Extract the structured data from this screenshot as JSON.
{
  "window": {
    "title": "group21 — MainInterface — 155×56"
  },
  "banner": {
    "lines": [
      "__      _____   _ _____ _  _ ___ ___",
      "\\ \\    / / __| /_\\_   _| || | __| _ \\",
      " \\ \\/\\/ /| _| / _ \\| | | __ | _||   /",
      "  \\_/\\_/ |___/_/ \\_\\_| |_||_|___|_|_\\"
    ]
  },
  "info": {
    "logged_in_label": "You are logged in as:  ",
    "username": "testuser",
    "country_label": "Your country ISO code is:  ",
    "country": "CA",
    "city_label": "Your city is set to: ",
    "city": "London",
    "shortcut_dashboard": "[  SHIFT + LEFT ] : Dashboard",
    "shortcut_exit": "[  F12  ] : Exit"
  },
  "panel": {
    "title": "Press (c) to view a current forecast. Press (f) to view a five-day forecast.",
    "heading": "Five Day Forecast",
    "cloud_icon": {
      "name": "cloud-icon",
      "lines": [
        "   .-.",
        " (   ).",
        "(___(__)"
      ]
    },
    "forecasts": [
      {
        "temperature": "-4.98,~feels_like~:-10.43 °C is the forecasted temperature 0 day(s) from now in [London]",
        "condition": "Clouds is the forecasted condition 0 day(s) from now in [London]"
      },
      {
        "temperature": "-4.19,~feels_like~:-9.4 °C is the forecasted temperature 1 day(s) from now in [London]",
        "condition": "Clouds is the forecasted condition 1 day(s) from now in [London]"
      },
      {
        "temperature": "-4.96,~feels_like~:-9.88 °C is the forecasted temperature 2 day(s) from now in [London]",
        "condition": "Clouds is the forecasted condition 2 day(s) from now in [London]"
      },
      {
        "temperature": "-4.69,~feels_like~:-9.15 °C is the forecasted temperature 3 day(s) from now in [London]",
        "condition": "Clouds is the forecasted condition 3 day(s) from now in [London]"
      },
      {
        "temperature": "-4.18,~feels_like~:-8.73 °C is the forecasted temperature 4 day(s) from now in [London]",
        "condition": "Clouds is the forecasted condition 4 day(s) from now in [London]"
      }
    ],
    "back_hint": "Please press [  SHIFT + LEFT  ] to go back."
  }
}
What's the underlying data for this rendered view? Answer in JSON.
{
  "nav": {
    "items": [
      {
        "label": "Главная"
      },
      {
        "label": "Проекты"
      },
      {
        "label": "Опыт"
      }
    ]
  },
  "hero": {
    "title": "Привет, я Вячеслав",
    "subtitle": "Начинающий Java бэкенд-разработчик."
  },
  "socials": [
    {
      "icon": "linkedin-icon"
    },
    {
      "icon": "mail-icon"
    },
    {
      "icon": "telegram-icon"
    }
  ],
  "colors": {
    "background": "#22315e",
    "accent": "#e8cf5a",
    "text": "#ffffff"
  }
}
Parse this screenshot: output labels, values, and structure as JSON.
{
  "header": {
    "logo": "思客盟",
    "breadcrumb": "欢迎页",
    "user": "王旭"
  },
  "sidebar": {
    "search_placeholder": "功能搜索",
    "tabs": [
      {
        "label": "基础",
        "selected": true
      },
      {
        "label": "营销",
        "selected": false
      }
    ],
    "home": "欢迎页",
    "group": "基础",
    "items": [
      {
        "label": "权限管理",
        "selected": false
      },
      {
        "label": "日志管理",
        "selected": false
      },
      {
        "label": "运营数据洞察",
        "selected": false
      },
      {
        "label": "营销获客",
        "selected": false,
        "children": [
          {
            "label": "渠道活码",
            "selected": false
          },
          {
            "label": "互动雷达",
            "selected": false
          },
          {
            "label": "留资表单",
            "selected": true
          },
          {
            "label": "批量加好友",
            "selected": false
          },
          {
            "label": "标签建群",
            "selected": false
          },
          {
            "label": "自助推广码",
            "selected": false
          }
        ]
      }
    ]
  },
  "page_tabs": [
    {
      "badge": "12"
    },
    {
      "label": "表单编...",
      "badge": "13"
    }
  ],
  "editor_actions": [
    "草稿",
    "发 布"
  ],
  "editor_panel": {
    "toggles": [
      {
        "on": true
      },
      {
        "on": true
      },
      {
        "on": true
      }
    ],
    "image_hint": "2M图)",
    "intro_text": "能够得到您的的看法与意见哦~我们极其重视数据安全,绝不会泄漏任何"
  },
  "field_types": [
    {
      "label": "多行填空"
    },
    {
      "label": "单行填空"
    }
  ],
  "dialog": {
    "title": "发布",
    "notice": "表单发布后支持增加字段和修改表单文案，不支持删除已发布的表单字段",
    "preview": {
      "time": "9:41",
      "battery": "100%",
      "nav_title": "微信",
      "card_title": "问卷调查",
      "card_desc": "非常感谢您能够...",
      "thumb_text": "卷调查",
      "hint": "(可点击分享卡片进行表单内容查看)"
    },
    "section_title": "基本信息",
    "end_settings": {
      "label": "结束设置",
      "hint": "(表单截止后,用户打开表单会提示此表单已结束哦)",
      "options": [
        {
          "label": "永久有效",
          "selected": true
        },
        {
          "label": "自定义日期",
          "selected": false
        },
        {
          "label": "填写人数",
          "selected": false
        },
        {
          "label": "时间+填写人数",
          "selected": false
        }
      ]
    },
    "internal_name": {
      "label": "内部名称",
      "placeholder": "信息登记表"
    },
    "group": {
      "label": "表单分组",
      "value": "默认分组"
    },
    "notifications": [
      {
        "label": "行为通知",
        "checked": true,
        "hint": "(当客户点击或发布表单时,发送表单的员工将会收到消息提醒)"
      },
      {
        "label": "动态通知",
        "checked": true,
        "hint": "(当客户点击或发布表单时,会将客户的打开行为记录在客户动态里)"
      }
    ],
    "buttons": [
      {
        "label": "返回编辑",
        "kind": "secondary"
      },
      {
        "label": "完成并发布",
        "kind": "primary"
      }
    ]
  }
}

•••••

● **GOAL**
Search the entries for the word "Your" and copy every line that has it.

● **CORRECT RESPONSE**
    "country_label": "Your country ISO code is:  ",
    "city_label": "Your city is set to: ",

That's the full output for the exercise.